Only the number is wanted: count the lines that contain "Name".

Exercise inputs:
───

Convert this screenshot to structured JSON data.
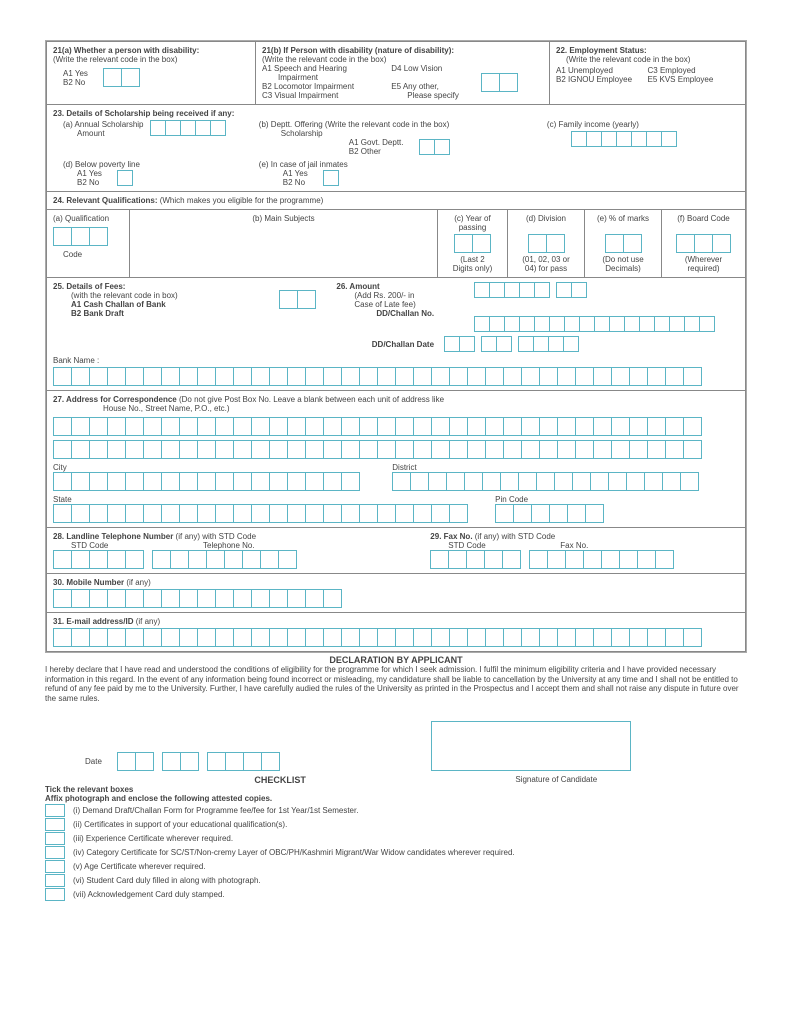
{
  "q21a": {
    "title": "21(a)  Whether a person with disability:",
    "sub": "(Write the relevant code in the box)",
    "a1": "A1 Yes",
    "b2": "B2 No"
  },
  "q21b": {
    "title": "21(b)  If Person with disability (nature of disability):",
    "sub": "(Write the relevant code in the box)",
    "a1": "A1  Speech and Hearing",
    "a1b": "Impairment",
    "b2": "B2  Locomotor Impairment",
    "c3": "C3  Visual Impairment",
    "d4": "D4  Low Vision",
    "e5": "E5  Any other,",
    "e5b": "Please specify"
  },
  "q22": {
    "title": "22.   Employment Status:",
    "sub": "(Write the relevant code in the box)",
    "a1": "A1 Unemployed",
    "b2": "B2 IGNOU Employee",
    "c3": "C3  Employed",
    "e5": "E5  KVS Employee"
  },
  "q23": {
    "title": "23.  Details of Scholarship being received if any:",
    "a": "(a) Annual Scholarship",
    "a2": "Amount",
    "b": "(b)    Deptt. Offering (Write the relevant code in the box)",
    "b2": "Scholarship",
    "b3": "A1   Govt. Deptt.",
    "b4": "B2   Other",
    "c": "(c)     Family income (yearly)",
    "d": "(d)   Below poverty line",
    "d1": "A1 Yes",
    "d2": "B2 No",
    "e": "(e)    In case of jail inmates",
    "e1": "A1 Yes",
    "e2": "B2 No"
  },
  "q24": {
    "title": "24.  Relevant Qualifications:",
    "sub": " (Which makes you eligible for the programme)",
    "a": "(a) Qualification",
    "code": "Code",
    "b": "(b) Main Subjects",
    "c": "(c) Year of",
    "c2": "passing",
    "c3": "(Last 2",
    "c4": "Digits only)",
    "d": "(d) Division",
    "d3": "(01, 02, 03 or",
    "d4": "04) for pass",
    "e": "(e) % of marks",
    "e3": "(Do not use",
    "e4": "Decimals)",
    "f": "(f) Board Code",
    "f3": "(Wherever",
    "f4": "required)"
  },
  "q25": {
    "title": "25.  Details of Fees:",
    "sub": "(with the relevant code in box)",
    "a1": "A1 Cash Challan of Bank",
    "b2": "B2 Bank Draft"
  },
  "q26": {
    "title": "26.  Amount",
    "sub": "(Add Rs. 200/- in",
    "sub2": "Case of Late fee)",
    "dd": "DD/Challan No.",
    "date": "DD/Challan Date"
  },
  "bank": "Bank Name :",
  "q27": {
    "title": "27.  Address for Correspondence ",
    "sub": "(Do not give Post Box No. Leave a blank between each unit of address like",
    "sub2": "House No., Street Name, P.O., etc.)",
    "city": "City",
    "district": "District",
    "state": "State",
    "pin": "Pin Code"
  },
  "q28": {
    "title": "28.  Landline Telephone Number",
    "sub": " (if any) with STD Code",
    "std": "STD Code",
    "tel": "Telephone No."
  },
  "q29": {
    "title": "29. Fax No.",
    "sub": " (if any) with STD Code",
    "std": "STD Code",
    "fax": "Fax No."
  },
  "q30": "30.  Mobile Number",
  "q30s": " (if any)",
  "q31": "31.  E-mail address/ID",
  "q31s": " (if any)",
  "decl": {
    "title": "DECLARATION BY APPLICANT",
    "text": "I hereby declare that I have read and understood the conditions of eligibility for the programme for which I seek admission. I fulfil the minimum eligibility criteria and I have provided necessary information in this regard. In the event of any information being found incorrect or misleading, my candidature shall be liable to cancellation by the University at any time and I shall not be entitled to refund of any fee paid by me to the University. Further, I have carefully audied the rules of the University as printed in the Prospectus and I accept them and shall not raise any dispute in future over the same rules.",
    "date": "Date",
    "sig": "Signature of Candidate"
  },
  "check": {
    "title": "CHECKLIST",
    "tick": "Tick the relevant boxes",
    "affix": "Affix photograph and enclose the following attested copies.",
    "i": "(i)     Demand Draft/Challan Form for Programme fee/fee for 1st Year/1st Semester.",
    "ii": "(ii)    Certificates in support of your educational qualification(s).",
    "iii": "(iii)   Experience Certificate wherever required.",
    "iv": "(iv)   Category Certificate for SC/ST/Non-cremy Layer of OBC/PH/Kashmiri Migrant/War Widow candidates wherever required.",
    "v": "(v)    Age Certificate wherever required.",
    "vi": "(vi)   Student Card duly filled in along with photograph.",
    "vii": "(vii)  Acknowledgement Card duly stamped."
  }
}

───

Written reply: 2